___ Dataset extract

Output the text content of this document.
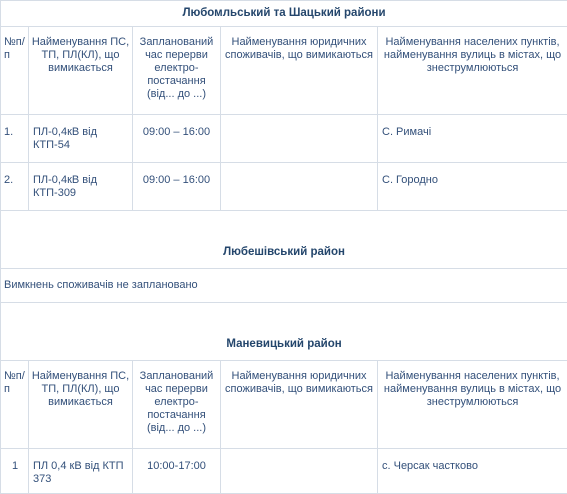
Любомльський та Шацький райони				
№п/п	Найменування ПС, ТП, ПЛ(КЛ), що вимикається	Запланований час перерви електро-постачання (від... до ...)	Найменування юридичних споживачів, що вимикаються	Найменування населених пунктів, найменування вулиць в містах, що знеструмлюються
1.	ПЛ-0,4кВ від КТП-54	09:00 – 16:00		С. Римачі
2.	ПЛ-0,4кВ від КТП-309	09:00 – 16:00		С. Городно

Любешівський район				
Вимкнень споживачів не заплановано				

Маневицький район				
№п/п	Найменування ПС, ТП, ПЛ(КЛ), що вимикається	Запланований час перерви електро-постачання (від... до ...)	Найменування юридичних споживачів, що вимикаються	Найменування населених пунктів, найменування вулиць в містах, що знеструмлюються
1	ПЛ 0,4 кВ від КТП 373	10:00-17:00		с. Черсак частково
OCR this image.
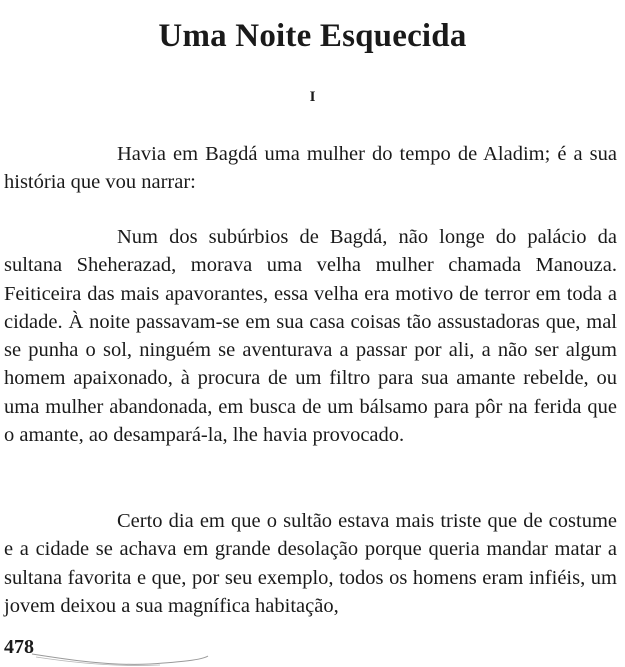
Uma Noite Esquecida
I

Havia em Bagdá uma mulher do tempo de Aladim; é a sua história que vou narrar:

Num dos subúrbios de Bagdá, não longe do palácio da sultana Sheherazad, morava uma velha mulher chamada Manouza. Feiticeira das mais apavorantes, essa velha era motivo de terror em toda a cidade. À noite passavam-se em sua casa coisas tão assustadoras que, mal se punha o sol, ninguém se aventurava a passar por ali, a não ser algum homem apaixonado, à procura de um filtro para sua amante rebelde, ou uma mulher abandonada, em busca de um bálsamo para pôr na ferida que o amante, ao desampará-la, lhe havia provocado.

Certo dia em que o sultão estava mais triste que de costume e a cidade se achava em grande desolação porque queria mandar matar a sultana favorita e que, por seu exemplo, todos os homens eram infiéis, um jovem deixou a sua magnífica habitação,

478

______
___ Dataset extract

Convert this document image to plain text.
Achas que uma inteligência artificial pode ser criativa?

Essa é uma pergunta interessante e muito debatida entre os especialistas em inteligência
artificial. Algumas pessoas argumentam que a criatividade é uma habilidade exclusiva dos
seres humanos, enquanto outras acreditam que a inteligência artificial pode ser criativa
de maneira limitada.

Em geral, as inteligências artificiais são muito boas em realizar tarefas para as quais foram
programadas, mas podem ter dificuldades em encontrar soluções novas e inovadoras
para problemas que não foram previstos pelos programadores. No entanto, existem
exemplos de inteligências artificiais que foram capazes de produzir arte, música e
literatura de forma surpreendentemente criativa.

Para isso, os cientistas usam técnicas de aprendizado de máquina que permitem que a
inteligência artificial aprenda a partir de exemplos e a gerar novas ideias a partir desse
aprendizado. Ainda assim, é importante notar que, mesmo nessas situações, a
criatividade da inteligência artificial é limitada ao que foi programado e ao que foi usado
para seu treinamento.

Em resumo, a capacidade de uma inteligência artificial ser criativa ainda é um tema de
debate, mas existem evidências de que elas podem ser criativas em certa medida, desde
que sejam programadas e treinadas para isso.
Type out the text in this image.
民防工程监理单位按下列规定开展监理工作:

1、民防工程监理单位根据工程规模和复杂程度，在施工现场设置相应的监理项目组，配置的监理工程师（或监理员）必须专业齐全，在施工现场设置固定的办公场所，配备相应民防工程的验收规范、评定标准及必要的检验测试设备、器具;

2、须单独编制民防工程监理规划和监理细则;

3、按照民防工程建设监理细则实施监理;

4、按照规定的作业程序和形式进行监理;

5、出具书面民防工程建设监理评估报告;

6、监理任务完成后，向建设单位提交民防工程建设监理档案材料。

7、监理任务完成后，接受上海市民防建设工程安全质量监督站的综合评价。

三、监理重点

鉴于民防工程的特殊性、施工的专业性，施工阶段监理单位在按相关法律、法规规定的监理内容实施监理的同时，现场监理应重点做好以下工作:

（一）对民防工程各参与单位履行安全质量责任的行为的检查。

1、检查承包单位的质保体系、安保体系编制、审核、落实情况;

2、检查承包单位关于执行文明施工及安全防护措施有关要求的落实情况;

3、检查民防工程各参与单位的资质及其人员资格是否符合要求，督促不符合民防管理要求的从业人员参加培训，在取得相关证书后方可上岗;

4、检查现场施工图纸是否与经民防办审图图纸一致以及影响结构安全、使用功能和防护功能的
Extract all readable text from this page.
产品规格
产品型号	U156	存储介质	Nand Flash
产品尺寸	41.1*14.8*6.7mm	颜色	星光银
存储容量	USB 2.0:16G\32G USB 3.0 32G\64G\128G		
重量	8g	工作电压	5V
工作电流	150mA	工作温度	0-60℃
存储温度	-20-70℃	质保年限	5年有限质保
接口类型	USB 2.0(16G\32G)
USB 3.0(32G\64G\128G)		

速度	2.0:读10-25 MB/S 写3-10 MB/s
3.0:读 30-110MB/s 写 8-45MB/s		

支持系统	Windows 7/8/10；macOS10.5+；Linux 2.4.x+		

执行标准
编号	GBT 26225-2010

______
___ Dataset extract

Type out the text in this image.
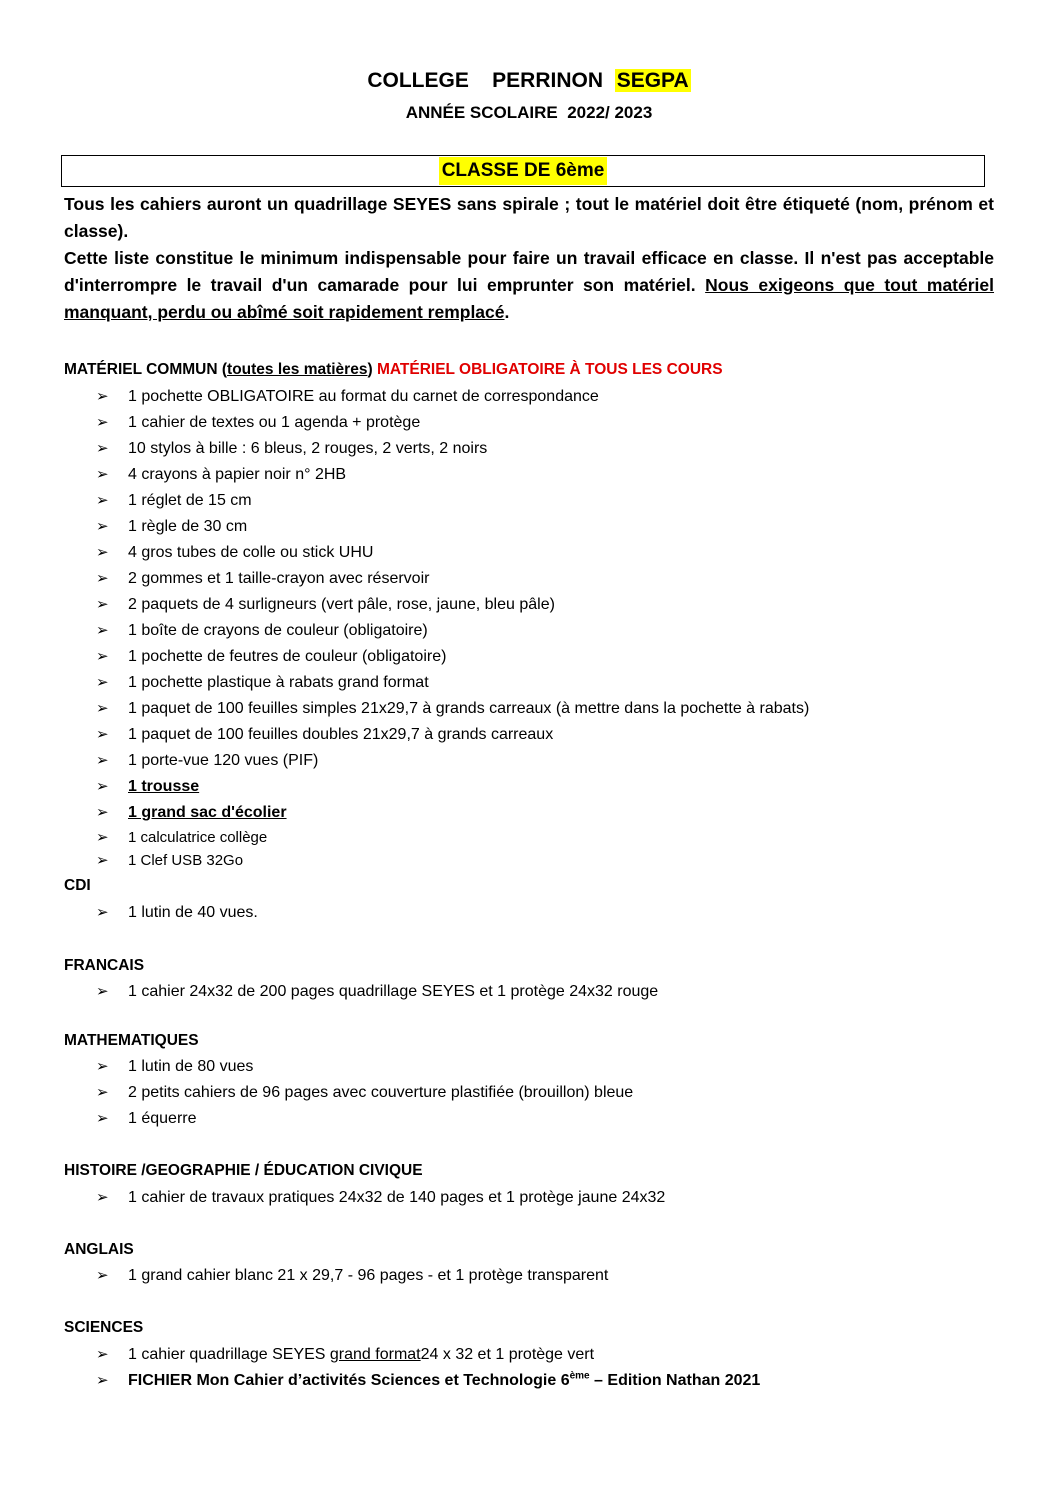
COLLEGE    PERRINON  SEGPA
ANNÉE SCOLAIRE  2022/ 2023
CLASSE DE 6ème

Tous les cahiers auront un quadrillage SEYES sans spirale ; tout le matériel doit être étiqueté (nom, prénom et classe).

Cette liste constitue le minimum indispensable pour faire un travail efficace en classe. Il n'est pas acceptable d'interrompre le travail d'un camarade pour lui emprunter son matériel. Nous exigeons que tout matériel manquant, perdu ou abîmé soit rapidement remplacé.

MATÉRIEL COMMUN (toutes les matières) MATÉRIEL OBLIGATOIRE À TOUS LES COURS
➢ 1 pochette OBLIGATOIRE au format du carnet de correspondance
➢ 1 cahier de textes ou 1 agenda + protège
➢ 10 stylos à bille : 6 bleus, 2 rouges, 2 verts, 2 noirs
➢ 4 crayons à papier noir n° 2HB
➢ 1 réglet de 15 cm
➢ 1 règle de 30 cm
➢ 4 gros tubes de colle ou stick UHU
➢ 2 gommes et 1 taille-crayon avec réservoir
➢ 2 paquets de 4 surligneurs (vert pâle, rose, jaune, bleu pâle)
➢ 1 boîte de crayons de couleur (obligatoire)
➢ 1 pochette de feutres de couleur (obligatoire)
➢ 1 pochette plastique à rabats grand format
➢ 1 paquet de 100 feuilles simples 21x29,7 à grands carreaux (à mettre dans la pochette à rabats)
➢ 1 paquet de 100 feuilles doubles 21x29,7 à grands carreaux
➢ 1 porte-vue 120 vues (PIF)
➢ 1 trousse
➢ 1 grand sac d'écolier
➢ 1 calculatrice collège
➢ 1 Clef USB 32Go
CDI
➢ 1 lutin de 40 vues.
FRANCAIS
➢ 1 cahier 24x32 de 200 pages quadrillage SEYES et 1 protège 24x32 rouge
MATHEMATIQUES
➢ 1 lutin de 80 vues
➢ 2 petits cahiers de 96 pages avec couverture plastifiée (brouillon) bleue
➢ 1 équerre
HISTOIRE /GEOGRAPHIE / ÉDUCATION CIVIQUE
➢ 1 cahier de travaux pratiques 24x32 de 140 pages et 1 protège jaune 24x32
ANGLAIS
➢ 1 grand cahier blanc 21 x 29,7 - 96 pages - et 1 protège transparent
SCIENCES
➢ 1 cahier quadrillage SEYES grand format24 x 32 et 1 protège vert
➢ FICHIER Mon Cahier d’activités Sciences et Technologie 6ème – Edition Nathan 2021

______

**Written exercise**. Whichever lines contain the string "avec", select and copy them.

**Response below**.
➢ 2 gommes et 1 taille-crayon avec réservoir
➢ 2 petits cahiers de 96 pages avec couverture plastifiée (brouillon) bleue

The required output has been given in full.